GIVEN PROBLEM - Repeat the listing in full, exactly as it stands.

Data items
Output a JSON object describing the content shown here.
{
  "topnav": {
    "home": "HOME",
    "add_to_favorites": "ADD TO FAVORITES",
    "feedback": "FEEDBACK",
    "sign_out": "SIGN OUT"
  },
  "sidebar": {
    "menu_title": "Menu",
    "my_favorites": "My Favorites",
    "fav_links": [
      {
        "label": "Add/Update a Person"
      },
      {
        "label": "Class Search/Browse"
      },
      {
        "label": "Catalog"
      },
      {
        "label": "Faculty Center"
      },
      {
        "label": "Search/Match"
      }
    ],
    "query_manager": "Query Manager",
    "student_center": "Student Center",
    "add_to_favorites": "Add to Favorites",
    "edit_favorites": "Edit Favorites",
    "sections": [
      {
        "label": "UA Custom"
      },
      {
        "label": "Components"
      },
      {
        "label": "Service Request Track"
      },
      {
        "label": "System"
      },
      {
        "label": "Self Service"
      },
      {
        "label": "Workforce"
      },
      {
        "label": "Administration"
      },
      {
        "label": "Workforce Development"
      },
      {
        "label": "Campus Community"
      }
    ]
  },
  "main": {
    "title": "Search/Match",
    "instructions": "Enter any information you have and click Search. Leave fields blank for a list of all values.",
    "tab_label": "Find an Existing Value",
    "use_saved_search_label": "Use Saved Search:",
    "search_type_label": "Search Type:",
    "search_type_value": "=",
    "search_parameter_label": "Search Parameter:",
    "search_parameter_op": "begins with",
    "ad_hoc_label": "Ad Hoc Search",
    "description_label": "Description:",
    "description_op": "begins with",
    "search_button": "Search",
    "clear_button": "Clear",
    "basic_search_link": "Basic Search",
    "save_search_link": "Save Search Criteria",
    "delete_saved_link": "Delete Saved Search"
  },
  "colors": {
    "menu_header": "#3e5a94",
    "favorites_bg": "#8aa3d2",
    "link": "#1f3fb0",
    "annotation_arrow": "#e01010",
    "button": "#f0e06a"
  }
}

TASK RESPONSE -
Output a JSON object describing the content shown here.
{
  "topnav": {
    "home": "HOME",
    "add_to_favorites": "ADD TO FAVORITES",
    "feedback": "FEEDBACK",
    "sign_out": "SIGN OUT"
  },
  "sidebar": {
    "menu_title": "Menu",
    "my_favorites": "My Favorites",
    "fav_links": [
      {
        "label": "Add/Update a Person"
      },
      {
        "label": "Class Search/Browse"
      },
      {
        "label": "Catalog"
      },
      {
        "label": "Faculty Center"
      },
      {
        "label": "Search/Match"
      }
    ],
    "query_manager": "Query Manager",
    "student_center": "Student Center",
    "add_to_favorites": "Add to Favorites",
    "edit_favorites": "Edit Favorites",
    "sections": [
      {
        "label": "UA Custom"
      },
      {
        "label": "Components"
      },
      {
        "label": "Service Request Track"
      },
      {
        "label": "System"
      },
      {
        "label": "Self Service"
      },
      {
        "label": "Workforce"
      },
      {
        "label": "Administration"
      },
      {
        "label": "Workforce Development"
      },
      {
        "label": "Campus Community"
      }
    ]
  },
  "main": {
    "title": "Search/Match",
    "instructions": "Enter any information you have and click Search. Leave fields blank for a list of all values.",
    "tab_label": "Find an Existing Value",
    "use_saved_search_label": "Use Saved Search:",
    "search_type_label": "Search Type:",
    "search_type_value": "=",
    "search_parameter_label": "Search Parameter:",
    "search_parameter_op": "begins with",
    "ad_hoc_label": "Ad Hoc Search",
    "description_label": "Description:",
    "description_op": "begins with",
    "search_button": "Search",
    "clear_button": "Clear",
    "basic_search_link": "Basic Search",
    "save_search_link": "Save Search Criteria",
    "delete_saved_link": "Delete Saved Search"
  },
  "colors": {
    "menu_header": "#3e5a94",
    "favorites_bg": "#8aa3d2",
    "link": "#1f3fb0",
    "annotation_arrow": "#e01010",
    "button": "#f0e06a"
  }
}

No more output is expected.